The task =>
From the entries below, report how many lines contain the string "size". Give only that number.

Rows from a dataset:
= = = =

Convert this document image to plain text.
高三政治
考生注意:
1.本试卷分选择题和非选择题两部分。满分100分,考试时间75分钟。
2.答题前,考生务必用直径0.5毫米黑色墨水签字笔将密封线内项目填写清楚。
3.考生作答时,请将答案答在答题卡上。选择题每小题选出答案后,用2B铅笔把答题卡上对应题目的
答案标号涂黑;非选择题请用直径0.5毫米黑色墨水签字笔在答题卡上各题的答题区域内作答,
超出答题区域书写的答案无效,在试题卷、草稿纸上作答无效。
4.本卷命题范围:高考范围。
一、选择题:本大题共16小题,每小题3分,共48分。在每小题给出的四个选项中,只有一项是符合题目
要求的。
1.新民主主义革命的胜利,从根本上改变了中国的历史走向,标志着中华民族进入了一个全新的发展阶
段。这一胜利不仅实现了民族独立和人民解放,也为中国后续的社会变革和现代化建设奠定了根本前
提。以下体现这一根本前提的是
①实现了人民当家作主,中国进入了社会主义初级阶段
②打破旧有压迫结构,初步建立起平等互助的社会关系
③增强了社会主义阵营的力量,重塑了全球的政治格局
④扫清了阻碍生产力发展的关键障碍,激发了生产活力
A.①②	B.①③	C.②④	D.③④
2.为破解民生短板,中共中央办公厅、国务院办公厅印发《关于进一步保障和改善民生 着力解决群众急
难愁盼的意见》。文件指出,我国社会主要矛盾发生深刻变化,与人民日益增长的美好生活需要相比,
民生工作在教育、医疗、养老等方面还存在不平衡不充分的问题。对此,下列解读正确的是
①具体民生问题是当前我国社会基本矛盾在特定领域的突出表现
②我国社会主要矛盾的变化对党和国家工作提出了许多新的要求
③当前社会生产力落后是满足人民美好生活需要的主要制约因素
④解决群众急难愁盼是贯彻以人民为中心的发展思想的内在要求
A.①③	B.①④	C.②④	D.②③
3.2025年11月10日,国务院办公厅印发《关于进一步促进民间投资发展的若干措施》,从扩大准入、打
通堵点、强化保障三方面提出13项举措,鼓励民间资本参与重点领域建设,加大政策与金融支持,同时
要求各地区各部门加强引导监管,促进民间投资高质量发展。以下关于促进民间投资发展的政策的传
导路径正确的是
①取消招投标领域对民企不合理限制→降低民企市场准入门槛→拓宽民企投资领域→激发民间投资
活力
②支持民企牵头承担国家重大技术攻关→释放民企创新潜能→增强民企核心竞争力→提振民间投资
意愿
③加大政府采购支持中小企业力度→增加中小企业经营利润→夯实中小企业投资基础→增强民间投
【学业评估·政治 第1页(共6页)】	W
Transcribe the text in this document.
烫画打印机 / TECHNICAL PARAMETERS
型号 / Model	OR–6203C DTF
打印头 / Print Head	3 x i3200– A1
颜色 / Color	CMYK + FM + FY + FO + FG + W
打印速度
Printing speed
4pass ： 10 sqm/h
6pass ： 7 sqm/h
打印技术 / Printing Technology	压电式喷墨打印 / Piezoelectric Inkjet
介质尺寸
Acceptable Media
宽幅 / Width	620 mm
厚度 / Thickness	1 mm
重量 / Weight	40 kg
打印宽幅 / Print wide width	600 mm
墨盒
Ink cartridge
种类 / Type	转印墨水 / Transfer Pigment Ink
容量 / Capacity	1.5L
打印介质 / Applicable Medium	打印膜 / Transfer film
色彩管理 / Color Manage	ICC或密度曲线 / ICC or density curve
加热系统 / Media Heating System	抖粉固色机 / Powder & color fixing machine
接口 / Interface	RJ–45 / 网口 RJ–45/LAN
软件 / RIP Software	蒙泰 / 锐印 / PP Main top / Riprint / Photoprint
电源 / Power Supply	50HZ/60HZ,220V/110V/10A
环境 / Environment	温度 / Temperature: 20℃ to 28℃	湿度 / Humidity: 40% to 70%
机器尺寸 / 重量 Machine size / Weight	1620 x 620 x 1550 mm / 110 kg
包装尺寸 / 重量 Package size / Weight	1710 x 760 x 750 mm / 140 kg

= = = =

Worked solution =>
2